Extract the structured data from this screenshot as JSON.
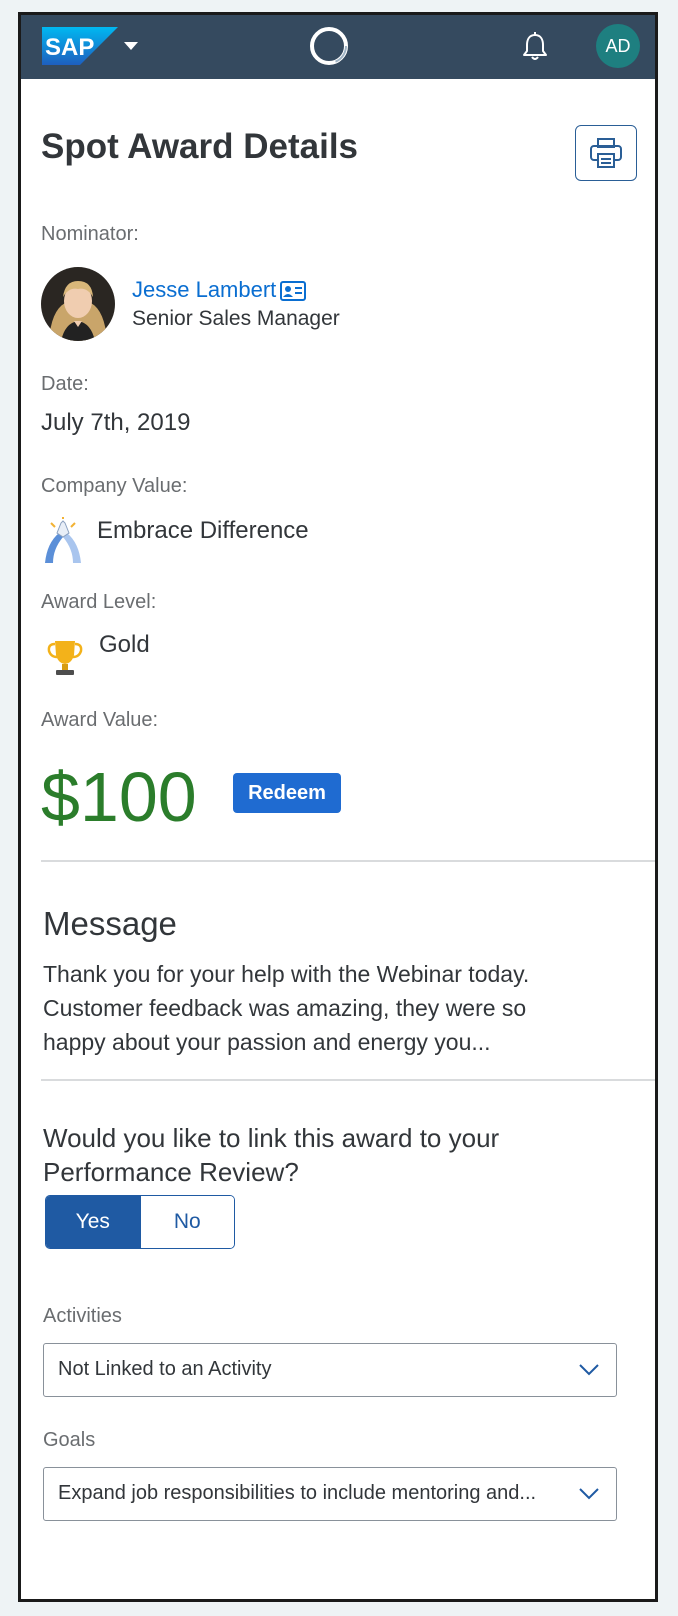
{
  "shell": {
    "logo_text": "SAP",
    "user_initials": "AD",
    "colors": {
      "shellbar": "#354a5f",
      "avatar": "#1e7f80"
    }
  },
  "page": {
    "title": "Spot Award Details"
  },
  "nominator": {
    "label": "Nominator:",
    "name": "Jesse Lambert",
    "role": "Senior Sales Manager"
  },
  "date": {
    "label": "Date:",
    "value": "July 7th, 2019"
  },
  "company_value": {
    "label": "Company Value:",
    "value": "Embrace Difference",
    "icon": "high-five-icon"
  },
  "award_level": {
    "label": "Award Level:",
    "value": "Gold",
    "icon": "trophy-icon"
  },
  "award_value": {
    "label": "Award Value:",
    "value": "$100",
    "redeem_label": "Redeem",
    "value_color": "#2b7d2b"
  },
  "message": {
    "heading": "Message",
    "lines": [
      "Thank you for your help with the Webinar today.",
      "Customer feedback was amazing, they were so",
      "happy about your passion and energy you..."
    ]
  },
  "performance_review": {
    "question_lines": [
      "Would you like to link this award to your",
      "Performance Review?"
    ],
    "options": [
      "Yes",
      "No"
    ],
    "selected": "Yes"
  },
  "activities": {
    "label": "Activities",
    "selected": "Not Linked to an Activity"
  },
  "goals": {
    "label": "Goals",
    "selected": "Expand job responsibilities to include mentoring and..."
  }
}
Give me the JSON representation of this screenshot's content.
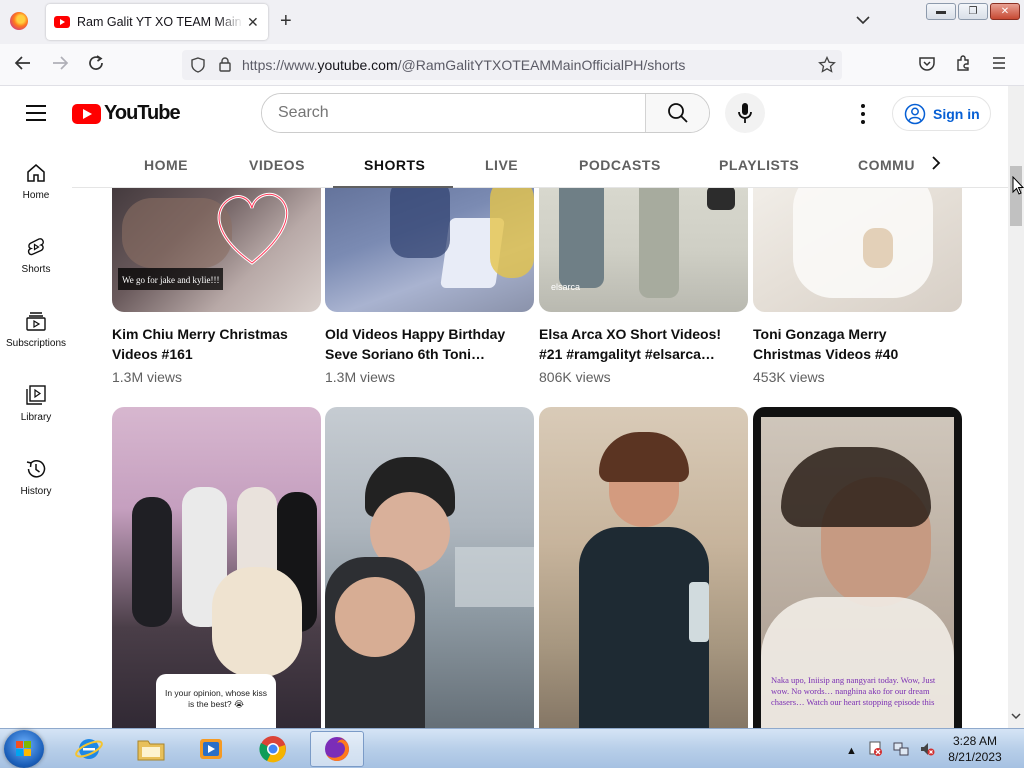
{
  "browser": {
    "tab_title": "Ram Galit YT XO TEAM Main Official",
    "url_prefix": "https://www.",
    "url_domain": "youtube.com",
    "url_path": "/@RamGalitYTXOTEAMMainOfficialPH/shorts"
  },
  "header": {
    "logo_text": "YouTube",
    "search_placeholder": "Search",
    "sign_in_label": "Sign in"
  },
  "sidebar": {
    "items": [
      {
        "label": "Home",
        "icon": "home-icon"
      },
      {
        "label": "Shorts",
        "icon": "shorts-icon"
      },
      {
        "label": "Subscriptions",
        "icon": "subscriptions-icon"
      },
      {
        "label": "Library",
        "icon": "library-icon"
      },
      {
        "label": "History",
        "icon": "history-icon"
      }
    ]
  },
  "channel_tabs": [
    "HOME",
    "VIDEOS",
    "SHORTS",
    "LIVE",
    "PODCASTS",
    "PLAYLISTS",
    "COMMU"
  ],
  "active_tab": "SHORTS",
  "videos": [
    {
      "title": "Kim Chiu Merry Christmas Videos #161",
      "views": "1.3M views",
      "overlay": "We go for jake and kylie!!!"
    },
    {
      "title": "Old Videos Happy Birthday Seve Soriano 6th Toni…",
      "views": "1.3M views"
    },
    {
      "title": "Elsa Arca XO Short Videos! #21 #ramgalityt #elsarca…",
      "views": "806K views",
      "overlay": "elsarca"
    },
    {
      "title": "Toni Gonzaga Merry Christmas Videos #40",
      "views": "453K views"
    }
  ],
  "second_row_overlays": {
    "card1_question": "In your opinion, whose kiss is the best? 😭",
    "card4_caption": "Naka upo, Iniisip ang nangyari today. Wow, Just wow. No words… nanghina ako for our dream chasers… Watch our heart stopping episode this"
  },
  "taskbar": {
    "time": "3:28 AM",
    "date": "8/21/2023"
  }
}
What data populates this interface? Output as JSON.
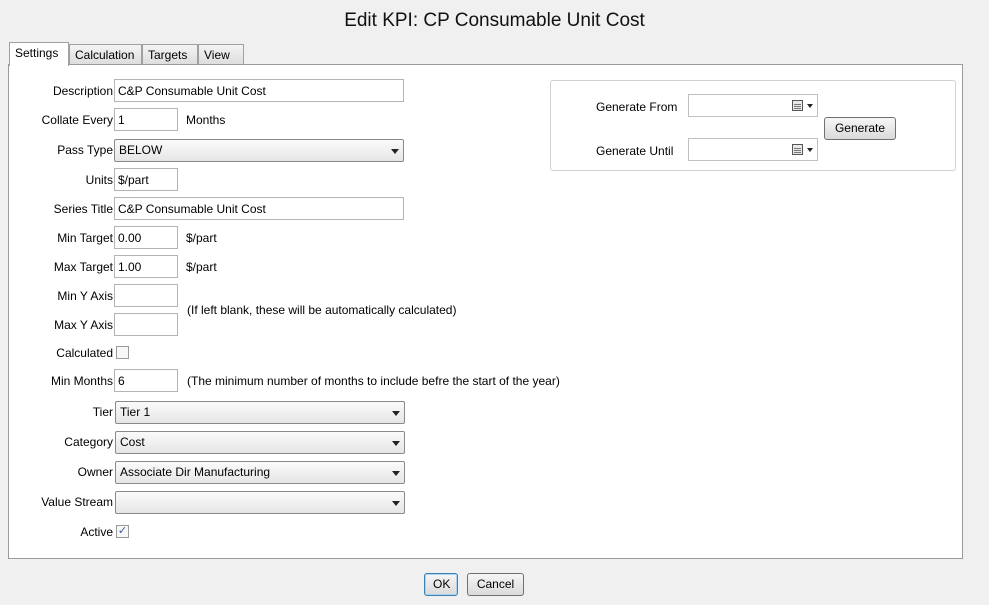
{
  "dialog": {
    "title": "Edit KPI: CP Consumable Unit Cost"
  },
  "tabs": [
    {
      "label": "Settings",
      "active": true
    },
    {
      "label": "Calculation",
      "active": false
    },
    {
      "label": "Targets",
      "active": false
    },
    {
      "label": "View",
      "active": false
    }
  ],
  "form": {
    "description": {
      "label": "Description",
      "value": "C&P Consumable Unit Cost"
    },
    "collate_every": {
      "label": "Collate Every",
      "value": "1",
      "unit": "Months"
    },
    "pass_type": {
      "label": "Pass Type",
      "value": "BELOW"
    },
    "units": {
      "label": "Units",
      "value": "$/part"
    },
    "series_title": {
      "label": "Series Title",
      "value": "C&P Consumable Unit Cost"
    },
    "min_target": {
      "label": "Min Target",
      "value": "0.00",
      "unit": "$/part"
    },
    "max_target": {
      "label": "Max Target",
      "value": "1.00",
      "unit": "$/part"
    },
    "min_y_axis": {
      "label": "Min Y Axis",
      "value": ""
    },
    "max_y_axis": {
      "label": "Max Y Axis",
      "value": ""
    },
    "y_axis_hint": "(If left blank, these will be automatically calculated)",
    "calculated": {
      "label": "Calculated",
      "checked": false
    },
    "min_months": {
      "label": "Min Months",
      "value": "6",
      "hint": "(The minimum number of months to include befre the start of the year)"
    },
    "tier": {
      "label": "Tier",
      "value": "Tier 1"
    },
    "category": {
      "label": "Category",
      "value": "Cost"
    },
    "owner": {
      "label": "Owner",
      "value": "Associate Dir Manufacturing"
    },
    "value_stream": {
      "label": "Value Stream",
      "value": ""
    },
    "active": {
      "label": "Active",
      "checked": true,
      "mark": "✓"
    }
  },
  "generate": {
    "from_label": "Generate From",
    "until_label": "Generate Until",
    "from_value": "",
    "until_value": "",
    "button_label": "Generate"
  },
  "footer": {
    "ok_label": "OK",
    "cancel_label": "Cancel"
  }
}
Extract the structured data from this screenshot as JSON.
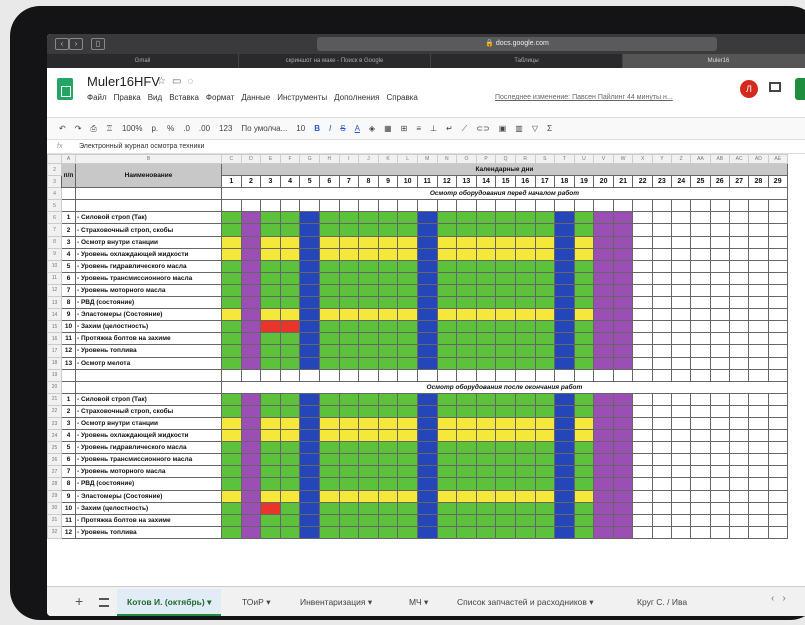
{
  "browser": {
    "address": "docs.google.com",
    "tabs": [
      "Gmail",
      "скриншот на маке - Поиск в Google",
      "Таблицы",
      "Muler16"
    ],
    "active_tab": 3
  },
  "sheet": {
    "title": "Muler16HFV",
    "menu": [
      "Файл",
      "Правка",
      "Вид",
      "Вставка",
      "Формат",
      "Данные",
      "Инструменты",
      "Дополнения",
      "Справка"
    ],
    "last_edit": "Последнее изменение: Павсен Пайлинг 44 минуты н...",
    "avatar_letter": "Л",
    "toolbar": {
      "zoom": "100%",
      "currency": "р.",
      "percent": "%",
      "dec0": ".0",
      "dec00": ".00",
      "format123": "123",
      "font": "По умолча...",
      "font_size": "10",
      "bold": "B",
      "italic": "I",
      "strike": "S",
      "underline": "A"
    },
    "formula": "Электронный журнал осмотра техники",
    "col_headers": [
      "",
      "A",
      "B",
      "C",
      "D",
      "E",
      "F",
      "G",
      "H",
      "I",
      "J",
      "K",
      "L",
      "M",
      "N",
      "O",
      "P",
      "Q",
      "R",
      "S",
      "T",
      "U",
      "V",
      "W",
      "X",
      "Y",
      "Z",
      "AA",
      "AB",
      "AC",
      "AD",
      "AE"
    ],
    "header_rows": {
      "np": "п/п",
      "name": "Наименование",
      "calendar": "Календарные дни",
      "days": [
        "1",
        "2",
        "3",
        "4",
        "5",
        "6",
        "7",
        "8",
        "9",
        "10",
        "11",
        "12",
        "13",
        "14",
        "15",
        "16",
        "17",
        "18",
        "19",
        "20",
        "21",
        "22",
        "23",
        "24",
        "25",
        "26",
        "27",
        "28",
        "29"
      ]
    },
    "section_before": "Осмотр оборудования перед началом работ",
    "section_after": "Осмотр оборудования после окончания работ",
    "rows_before": [
      {
        "n": "1",
        "name": "- Силовой строп (Так)"
      },
      {
        "n": "2",
        "name": "- Страховочный строп, скобы"
      },
      {
        "n": "3",
        "name": "- Осмотр внутри станции"
      },
      {
        "n": "4",
        "name": "- Уровень охлаждающей жидкости"
      },
      {
        "n": "5",
        "name": "- Уровень гидравлического масла"
      },
      {
        "n": "6",
        "name": "- Уровень трансмиссионного масла"
      },
      {
        "n": "7",
        "name": "- Уровень моторного масла"
      },
      {
        "n": "8",
        "name": "- РВД (состояние)"
      },
      {
        "n": "9",
        "name": "- Эластомеры (Состояние)"
      },
      {
        "n": "10",
        "name": "- Захим (целостность)"
      },
      {
        "n": "11",
        "name": "- Протяжка болтов на захиме"
      },
      {
        "n": "12",
        "name": "- Уровень топлива"
      },
      {
        "n": "13",
        "name": "- Осмотр мелота"
      }
    ],
    "rows_after": [
      {
        "n": "1",
        "name": "- Силовой строп (Так)"
      },
      {
        "n": "2",
        "name": "- Страховочный строп, скобы"
      },
      {
        "n": "3",
        "name": "- Осмотр внутри станции"
      },
      {
        "n": "4",
        "name": "- Уровень охлаждающей жидкости"
      },
      {
        "n": "5",
        "name": "- Уровень гидравлического масла"
      },
      {
        "n": "6",
        "name": "- Уровень трансмиссионного масла"
      },
      {
        "n": "7",
        "name": "- Уровень моторного масла"
      },
      {
        "n": "8",
        "name": "- РВД (состояние)"
      },
      {
        "n": "9",
        "name": "- Эластомеры (Состояние)"
      },
      {
        "n": "10",
        "name": "- Захим (целостность)"
      },
      {
        "n": "11",
        "name": "- Протяжка болтов на захиме"
      },
      {
        "n": "12",
        "name": "- Уровень топлива"
      }
    ],
    "tabs": [
      "Котов И. (октябрь)",
      "ТОиР",
      "Инвентаризация",
      "МЧ",
      "Список запчастей и расходников",
      "Круг С. / Ива"
    ]
  },
  "colors": {
    "green": "#5cc23c",
    "yellow": "#f5e83a",
    "blue": "#2446b8",
    "purple": "#9b4fb4",
    "red": "#e8342a"
  },
  "day_colors": {
    "purple_days": [
      2,
      20,
      21
    ],
    "blue_days": [
      5,
      11,
      18
    ],
    "filled_through": 21,
    "yellow_rows_before": [
      3,
      4,
      9
    ],
    "yellow_rows_after": [
      3,
      4,
      9
    ],
    "red_cells_before": [
      {
        "row": 10,
        "days": [
          3,
          4
        ]
      }
    ],
    "red_cells_after": [
      {
        "row": 10,
        "days": [
          3
        ]
      }
    ]
  }
}
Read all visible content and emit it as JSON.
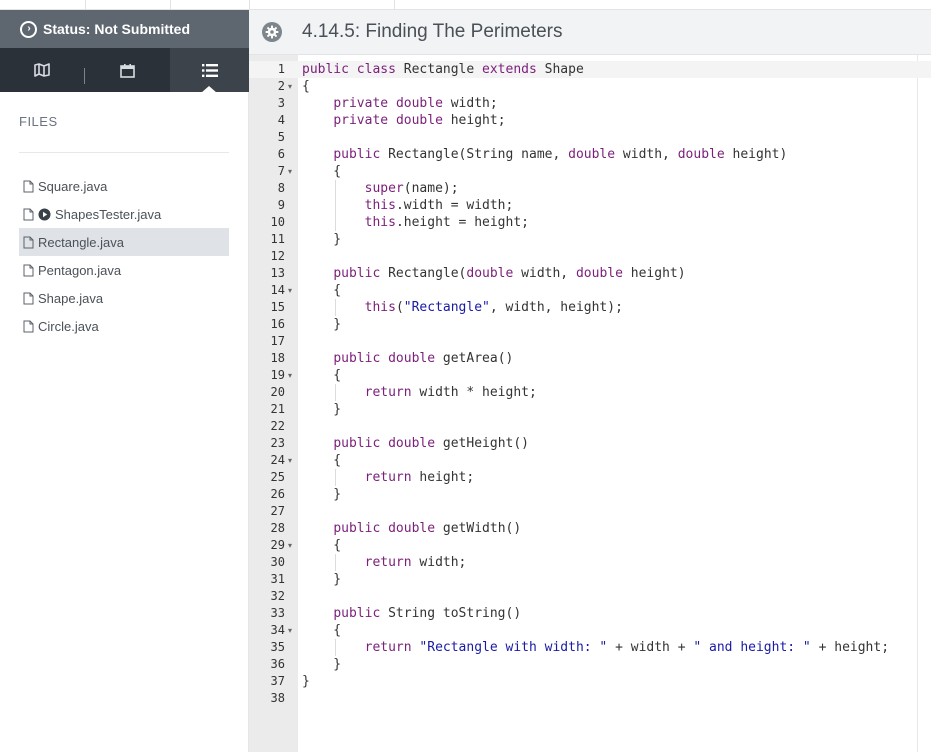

====

* _Problem to work on_: Isolate each line of the listing above that includes "this". Copy it.

* _Written answer_:
Extract the structured data from this screenshot as JSON.
      "Would you like to link this award to your",
Give me the JSON representation of this screenshot's content.
    "card4_caption": "Naka upo, Iniisip ang nangyari today. Wow, Just wow. No words… nanghina ako for our dream chasers… Watch our heart stopping episode this"
What data populates this interface? Output as JSON.
Extract the structured data from this screenshot as JSON.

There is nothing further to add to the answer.